◆ INSTRUCTIONS TO FOLLOW: List each line holding the string "colors".

--- START OF INPUT ROWS ---

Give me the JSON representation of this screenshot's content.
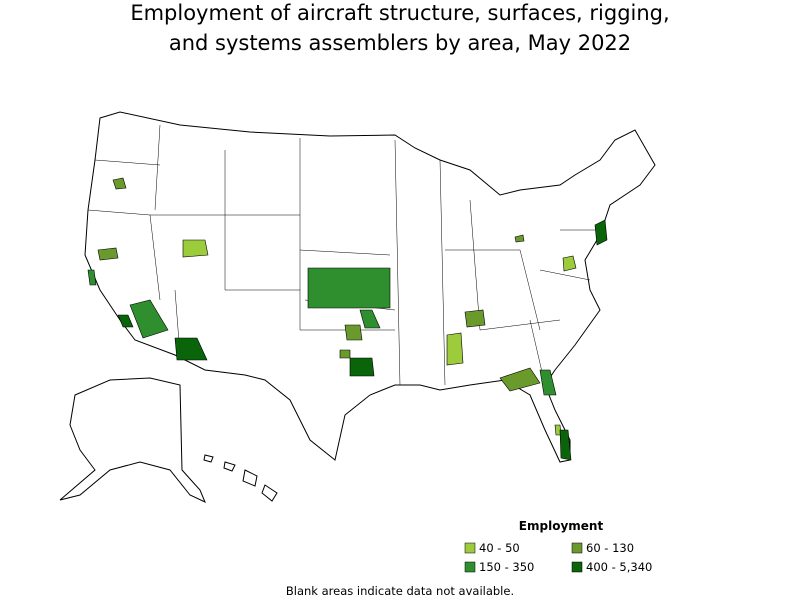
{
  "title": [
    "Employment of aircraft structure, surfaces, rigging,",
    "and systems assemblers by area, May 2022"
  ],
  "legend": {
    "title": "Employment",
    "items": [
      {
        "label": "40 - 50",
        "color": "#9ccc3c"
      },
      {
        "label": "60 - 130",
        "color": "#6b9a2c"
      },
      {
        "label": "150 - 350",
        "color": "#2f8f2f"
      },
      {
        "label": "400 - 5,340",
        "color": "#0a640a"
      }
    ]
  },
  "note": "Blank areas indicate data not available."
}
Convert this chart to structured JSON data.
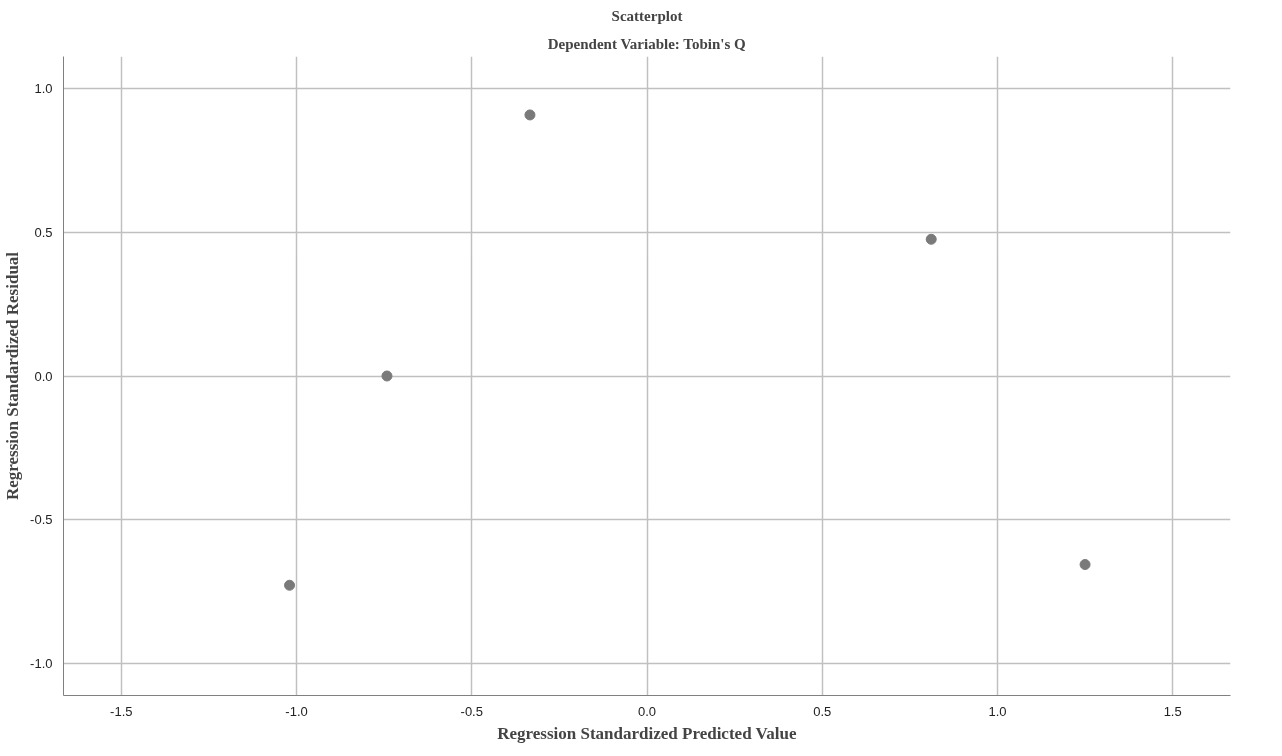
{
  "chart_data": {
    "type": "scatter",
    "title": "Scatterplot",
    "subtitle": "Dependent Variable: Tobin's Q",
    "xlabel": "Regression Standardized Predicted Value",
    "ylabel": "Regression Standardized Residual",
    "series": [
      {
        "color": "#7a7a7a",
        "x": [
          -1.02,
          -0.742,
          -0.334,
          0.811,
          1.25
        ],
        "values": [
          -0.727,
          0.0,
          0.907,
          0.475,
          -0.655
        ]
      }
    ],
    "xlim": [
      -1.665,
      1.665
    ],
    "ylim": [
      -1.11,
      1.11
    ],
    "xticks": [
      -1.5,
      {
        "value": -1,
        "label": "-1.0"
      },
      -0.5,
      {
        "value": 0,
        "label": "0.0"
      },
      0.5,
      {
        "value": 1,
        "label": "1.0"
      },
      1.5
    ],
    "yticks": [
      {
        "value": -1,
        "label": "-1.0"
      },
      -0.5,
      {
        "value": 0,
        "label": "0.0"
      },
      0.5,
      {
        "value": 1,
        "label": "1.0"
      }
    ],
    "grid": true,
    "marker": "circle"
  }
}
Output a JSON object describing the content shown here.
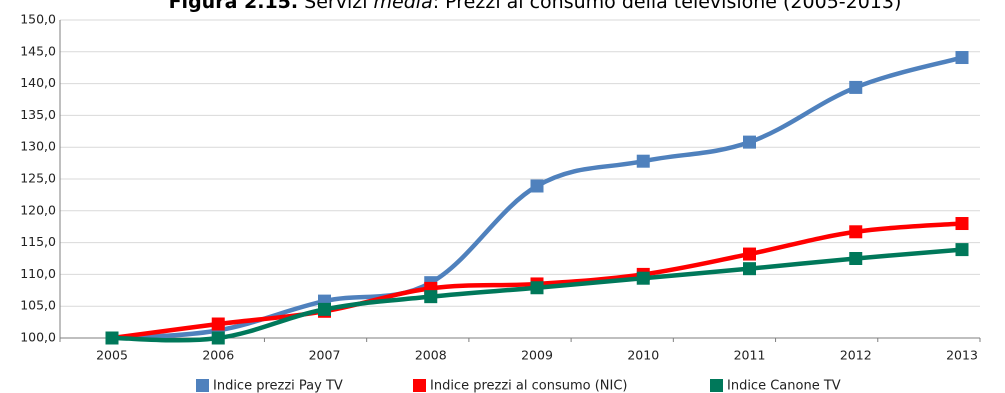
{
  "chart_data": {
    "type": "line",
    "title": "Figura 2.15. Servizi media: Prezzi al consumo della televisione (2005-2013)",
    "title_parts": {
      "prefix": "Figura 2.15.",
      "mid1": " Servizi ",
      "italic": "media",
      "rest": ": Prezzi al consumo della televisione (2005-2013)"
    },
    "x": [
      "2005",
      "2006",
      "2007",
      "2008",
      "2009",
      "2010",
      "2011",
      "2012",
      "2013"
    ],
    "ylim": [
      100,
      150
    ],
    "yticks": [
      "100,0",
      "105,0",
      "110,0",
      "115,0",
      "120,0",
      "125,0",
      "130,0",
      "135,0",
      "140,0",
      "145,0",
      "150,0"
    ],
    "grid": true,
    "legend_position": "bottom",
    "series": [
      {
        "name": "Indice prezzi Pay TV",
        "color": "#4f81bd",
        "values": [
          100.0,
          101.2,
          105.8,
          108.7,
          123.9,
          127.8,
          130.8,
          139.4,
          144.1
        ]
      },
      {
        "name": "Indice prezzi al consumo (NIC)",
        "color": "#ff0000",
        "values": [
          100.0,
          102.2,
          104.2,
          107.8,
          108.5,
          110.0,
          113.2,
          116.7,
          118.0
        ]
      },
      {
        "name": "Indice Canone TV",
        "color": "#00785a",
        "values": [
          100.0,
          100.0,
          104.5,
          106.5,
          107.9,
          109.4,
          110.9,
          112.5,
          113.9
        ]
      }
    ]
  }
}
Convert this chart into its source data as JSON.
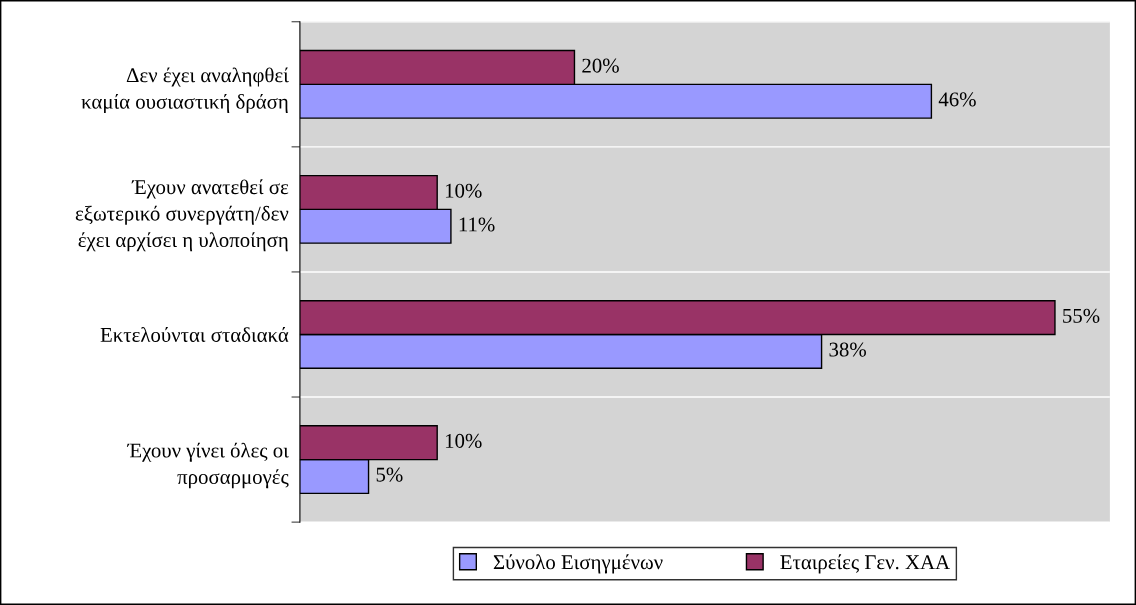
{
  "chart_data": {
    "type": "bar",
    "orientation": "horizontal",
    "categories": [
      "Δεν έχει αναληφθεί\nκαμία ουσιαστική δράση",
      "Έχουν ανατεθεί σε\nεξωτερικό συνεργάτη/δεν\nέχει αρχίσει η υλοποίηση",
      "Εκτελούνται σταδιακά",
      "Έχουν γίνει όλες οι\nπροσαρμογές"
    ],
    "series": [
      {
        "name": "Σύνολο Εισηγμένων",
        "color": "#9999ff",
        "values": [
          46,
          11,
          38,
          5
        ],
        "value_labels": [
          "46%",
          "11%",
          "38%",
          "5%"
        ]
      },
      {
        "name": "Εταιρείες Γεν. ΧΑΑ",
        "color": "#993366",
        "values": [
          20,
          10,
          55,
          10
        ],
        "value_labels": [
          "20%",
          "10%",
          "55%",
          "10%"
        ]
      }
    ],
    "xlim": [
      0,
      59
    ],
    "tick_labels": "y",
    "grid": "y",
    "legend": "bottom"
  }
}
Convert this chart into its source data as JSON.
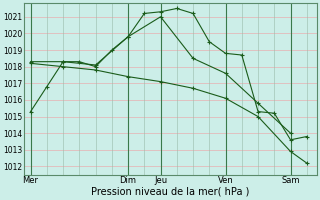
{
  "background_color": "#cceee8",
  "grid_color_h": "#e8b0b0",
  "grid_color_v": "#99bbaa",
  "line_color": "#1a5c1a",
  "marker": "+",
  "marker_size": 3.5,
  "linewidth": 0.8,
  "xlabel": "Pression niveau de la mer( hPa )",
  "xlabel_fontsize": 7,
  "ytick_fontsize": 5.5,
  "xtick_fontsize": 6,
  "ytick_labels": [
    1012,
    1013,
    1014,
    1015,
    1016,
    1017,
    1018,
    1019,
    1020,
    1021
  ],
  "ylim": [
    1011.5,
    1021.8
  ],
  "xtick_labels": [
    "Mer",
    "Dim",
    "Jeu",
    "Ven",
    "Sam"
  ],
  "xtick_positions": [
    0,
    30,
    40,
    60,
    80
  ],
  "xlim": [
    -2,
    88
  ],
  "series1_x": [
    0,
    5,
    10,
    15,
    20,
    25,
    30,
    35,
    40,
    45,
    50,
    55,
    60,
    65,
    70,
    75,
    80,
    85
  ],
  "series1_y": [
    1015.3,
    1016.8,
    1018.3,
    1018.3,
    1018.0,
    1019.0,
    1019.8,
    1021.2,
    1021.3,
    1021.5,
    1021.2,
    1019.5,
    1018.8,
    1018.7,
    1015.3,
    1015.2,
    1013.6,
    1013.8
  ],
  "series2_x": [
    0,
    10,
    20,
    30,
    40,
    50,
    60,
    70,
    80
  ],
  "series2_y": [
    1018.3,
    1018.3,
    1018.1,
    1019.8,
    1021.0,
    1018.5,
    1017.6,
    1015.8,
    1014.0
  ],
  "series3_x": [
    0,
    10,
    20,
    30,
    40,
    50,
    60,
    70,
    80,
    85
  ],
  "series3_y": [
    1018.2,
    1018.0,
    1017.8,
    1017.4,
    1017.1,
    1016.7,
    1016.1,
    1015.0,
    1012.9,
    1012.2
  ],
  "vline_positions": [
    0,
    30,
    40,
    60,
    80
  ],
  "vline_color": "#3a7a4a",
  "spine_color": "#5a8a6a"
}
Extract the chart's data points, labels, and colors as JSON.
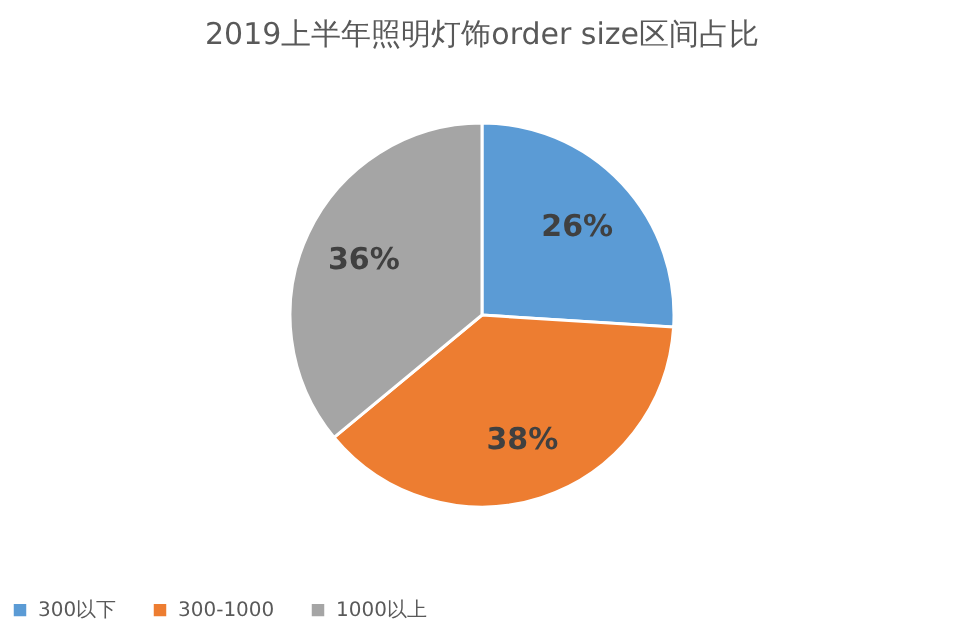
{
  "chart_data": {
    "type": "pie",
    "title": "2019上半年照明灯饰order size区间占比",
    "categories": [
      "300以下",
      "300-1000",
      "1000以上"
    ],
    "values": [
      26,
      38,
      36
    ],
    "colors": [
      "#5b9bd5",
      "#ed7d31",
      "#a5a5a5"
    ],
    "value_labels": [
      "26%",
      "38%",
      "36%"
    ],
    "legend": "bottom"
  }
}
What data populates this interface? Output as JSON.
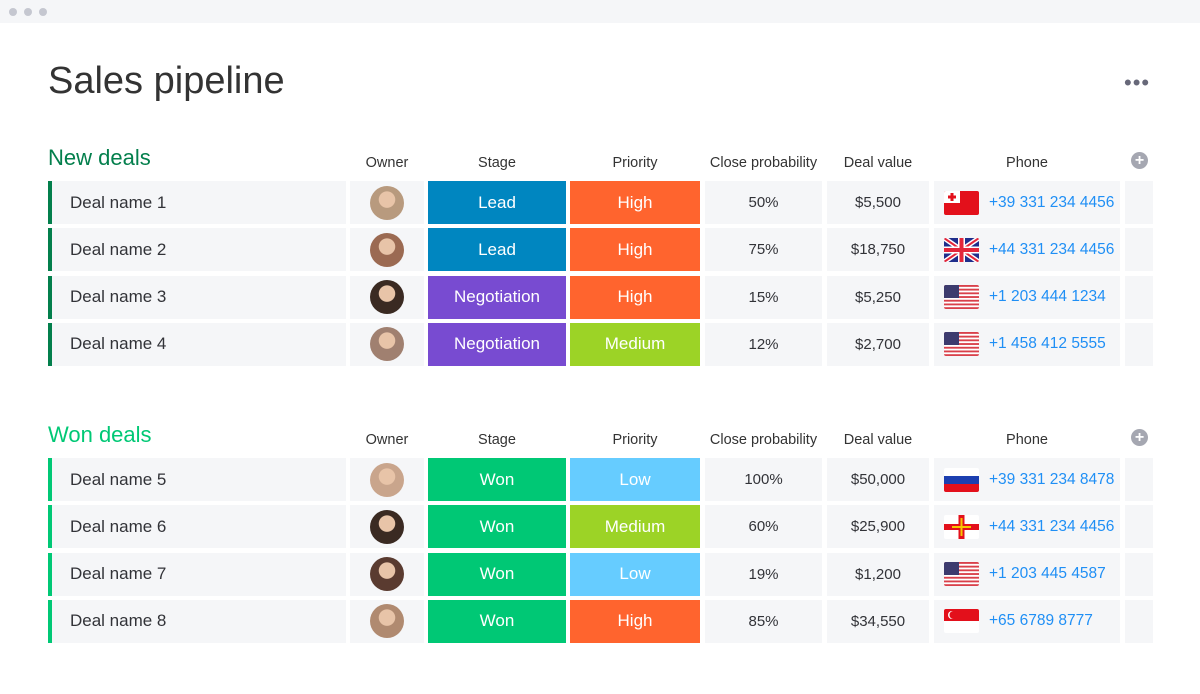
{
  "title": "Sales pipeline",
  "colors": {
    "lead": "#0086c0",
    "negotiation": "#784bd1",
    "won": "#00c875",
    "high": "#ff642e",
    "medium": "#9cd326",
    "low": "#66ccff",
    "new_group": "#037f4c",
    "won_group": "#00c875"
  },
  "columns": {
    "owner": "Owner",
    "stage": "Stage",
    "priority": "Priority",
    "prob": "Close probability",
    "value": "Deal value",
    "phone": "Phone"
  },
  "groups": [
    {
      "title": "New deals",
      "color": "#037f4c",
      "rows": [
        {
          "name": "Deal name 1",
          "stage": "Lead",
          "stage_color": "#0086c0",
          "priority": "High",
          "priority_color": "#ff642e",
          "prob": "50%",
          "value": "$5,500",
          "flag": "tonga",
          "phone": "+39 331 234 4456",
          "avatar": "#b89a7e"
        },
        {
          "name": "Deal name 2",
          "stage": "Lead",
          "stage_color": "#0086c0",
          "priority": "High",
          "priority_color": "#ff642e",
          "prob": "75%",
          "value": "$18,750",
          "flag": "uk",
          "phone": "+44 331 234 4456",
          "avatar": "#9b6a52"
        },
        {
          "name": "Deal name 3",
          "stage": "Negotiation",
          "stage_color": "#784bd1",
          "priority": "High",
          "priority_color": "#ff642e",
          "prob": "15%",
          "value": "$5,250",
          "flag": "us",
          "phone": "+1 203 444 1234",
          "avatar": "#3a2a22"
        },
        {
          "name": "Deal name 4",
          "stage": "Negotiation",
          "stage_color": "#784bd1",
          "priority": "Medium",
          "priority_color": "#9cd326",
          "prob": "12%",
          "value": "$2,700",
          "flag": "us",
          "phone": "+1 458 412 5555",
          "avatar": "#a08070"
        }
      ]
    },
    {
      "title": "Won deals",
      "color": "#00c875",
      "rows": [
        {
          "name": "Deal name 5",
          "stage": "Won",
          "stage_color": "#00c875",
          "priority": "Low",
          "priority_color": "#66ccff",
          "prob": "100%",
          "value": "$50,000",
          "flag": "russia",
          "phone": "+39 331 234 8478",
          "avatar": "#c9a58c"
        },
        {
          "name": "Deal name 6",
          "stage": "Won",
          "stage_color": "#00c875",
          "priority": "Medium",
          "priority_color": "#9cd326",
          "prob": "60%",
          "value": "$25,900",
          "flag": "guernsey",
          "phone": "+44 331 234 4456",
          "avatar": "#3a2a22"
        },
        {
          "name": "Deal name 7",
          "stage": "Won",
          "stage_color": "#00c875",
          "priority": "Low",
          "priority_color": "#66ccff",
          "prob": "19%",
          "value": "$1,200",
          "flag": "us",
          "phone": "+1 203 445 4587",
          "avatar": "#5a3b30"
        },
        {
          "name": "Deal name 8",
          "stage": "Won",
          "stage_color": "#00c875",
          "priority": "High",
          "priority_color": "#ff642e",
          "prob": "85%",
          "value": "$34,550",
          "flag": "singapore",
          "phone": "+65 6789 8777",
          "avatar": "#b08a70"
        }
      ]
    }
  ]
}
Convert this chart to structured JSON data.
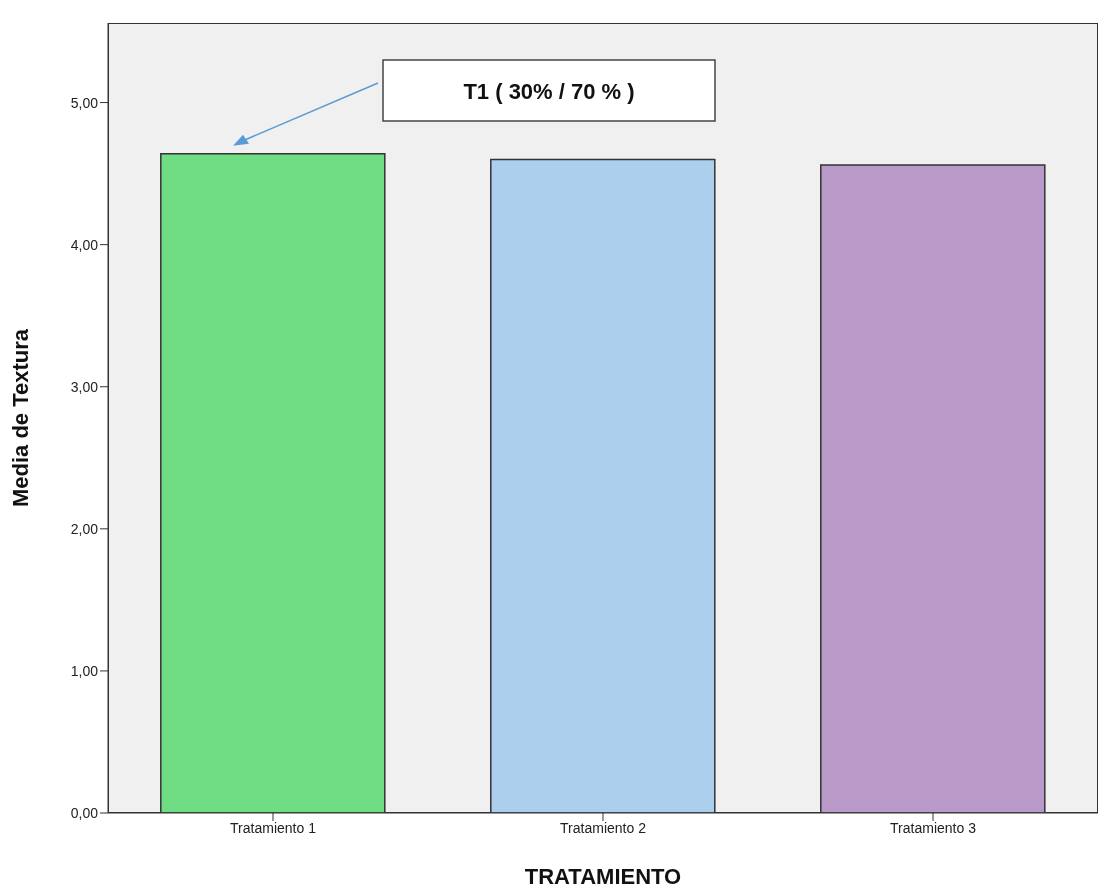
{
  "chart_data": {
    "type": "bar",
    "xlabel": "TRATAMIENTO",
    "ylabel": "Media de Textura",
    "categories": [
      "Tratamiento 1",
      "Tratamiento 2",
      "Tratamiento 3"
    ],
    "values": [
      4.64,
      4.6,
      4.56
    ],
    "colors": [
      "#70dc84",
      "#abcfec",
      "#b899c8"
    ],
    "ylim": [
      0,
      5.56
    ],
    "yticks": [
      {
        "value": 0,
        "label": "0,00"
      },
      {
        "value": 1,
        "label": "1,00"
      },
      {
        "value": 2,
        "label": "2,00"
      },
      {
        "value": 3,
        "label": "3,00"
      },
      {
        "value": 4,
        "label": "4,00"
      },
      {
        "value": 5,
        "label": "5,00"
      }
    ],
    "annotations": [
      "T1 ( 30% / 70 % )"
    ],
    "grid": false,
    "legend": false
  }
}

--- END OF INPUT ROWS ---

◆ FINISHED EXERCISE:
Extract the chart's data points, labels, and colors as JSON.
    "colors": [
  "colors": {
    "colors": [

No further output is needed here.